Task to complete: Write out the listing beneath this instruction in its entirety, exactly as it reads.

Input data:
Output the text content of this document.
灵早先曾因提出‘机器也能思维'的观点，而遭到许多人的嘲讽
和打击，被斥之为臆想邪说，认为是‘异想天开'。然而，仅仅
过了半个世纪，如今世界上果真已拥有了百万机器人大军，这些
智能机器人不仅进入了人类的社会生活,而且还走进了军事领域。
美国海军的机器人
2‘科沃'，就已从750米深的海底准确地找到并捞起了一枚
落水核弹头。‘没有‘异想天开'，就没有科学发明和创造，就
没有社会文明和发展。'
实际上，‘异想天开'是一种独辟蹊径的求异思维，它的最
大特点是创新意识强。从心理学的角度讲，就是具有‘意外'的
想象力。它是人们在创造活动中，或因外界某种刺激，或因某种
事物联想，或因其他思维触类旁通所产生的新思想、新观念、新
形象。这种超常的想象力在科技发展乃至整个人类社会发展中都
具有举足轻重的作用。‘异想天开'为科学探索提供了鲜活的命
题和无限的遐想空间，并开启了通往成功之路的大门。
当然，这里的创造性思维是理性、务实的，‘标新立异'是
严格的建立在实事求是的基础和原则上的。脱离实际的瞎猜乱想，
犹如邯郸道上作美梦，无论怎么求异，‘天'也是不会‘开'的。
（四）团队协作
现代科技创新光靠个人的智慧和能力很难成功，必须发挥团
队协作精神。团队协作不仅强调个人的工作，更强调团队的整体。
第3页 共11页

Result of the exercise:
Output the text content of this document.
灵早先曾因提出‘机器也能思维'的观点，而遭到许多人的嘲讽
和打击，被斥之为臆想邪说，认为是‘异想天开'。然而，仅仅
过了半个世纪，如今世界上果真已拥有了百万机器人大军，这些
智能机器人不仅进入了人类的社会生活,而且还走进了军事领域。
美国海军的机器人
2‘科沃'，就已从750米深的海底准确地找到并捞起了一枚
落水核弹头。‘没有‘异想天开'，就没有科学发明和创造，就
没有社会文明和发展。'
实际上，‘异想天开'是一种独辟蹊径的求异思维，它的最
大特点是创新意识强。从心理学的角度讲，就是具有‘意外'的
想象力。它是人们在创造活动中，或因外界某种刺激，或因某种
事物联想，或因其他思维触类旁通所产生的新思想、新观念、新
形象。这种超常的想象力在科技发展乃至整个人类社会发展中都
具有举足轻重的作用。‘异想天开'为科学探索提供了鲜活的命
题和无限的遐想空间，并开启了通往成功之路的大门。
当然，这里的创造性思维是理性、务实的，‘标新立异'是
严格的建立在实事求是的基础和原则上的。脱离实际的瞎猜乱想，
犹如邯郸道上作美梦，无论怎么求异，‘天'也是不会‘开'的。
（四）团队协作
现代科技创新光靠个人的智慧和能力很难成功，必须发挥团
队协作精神。团队协作不仅强调个人的工作，更强调团队的整体。
第3页 共11页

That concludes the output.